SHORT PROBLEM.
Could you write out every entry exactly as it stands?

DATA ENTRIES.
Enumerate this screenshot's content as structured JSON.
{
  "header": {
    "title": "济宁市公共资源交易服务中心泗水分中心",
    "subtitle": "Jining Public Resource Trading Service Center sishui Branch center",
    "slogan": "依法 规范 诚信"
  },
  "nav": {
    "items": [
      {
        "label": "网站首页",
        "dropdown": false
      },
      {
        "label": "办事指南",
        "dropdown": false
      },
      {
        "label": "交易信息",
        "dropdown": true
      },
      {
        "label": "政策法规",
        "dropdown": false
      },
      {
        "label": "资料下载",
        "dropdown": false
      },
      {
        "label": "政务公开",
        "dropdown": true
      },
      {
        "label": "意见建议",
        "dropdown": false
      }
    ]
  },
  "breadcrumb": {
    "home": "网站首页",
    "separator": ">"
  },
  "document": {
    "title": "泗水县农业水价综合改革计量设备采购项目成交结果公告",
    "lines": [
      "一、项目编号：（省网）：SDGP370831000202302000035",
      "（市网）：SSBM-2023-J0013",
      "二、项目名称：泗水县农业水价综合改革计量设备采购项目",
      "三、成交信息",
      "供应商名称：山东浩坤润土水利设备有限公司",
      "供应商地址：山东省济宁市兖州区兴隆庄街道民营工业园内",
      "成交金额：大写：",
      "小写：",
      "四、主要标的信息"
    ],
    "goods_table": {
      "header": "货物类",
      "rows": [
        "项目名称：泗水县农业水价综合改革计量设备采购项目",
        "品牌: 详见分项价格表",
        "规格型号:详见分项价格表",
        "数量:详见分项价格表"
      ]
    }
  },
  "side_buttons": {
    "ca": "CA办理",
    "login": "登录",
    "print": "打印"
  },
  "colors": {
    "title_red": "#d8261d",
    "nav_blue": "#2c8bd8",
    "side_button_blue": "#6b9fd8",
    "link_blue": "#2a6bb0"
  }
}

FULL OUTPUT.
Enumerate this screenshot's content as structured JSON.
{
  "header": {
    "title": "济宁市公共资源交易服务中心泗水分中心",
    "subtitle": "Jining Public Resource Trading Service Center sishui Branch center",
    "slogan": "依法 规范 诚信"
  },
  "nav": {
    "items": [
      {
        "label": "网站首页",
        "dropdown": false
      },
      {
        "label": "办事指南",
        "dropdown": false
      },
      {
        "label": "交易信息",
        "dropdown": true
      },
      {
        "label": "政策法规",
        "dropdown": false
      },
      {
        "label": "资料下载",
        "dropdown": false
      },
      {
        "label": "政务公开",
        "dropdown": true
      },
      {
        "label": "意见建议",
        "dropdown": false
      }
    ]
  },
  "breadcrumb": {
    "home": "网站首页",
    "separator": ">"
  },
  "document": {
    "title": "泗水县农业水价综合改革计量设备采购项目成交结果公告",
    "lines": [
      "一、项目编号：（省网）：SDGP370831000202302000035",
      "（市网）：SSBM-2023-J0013",
      "二、项目名称：泗水县农业水价综合改革计量设备采购项目",
      "三、成交信息",
      "供应商名称：山东浩坤润土水利设备有限公司",
      "供应商地址：山东省济宁市兖州区兴隆庄街道民营工业园内",
      "成交金额：大写：",
      "小写：",
      "四、主要标的信息"
    ],
    "goods_table": {
      "header": "货物类",
      "rows": [
        "项目名称：泗水县农业水价综合改革计量设备采购项目",
        "品牌: 详见分项价格表",
        "规格型号:详见分项价格表",
        "数量:详见分项价格表"
      ]
    }
  },
  "side_buttons": {
    "ca": "CA办理",
    "login": "登录",
    "print": "打印"
  },
  "colors": {
    "title_red": "#d8261d",
    "nav_blue": "#2c8bd8",
    "side_button_blue": "#6b9fd8",
    "link_blue": "#2a6bb0"
  }
}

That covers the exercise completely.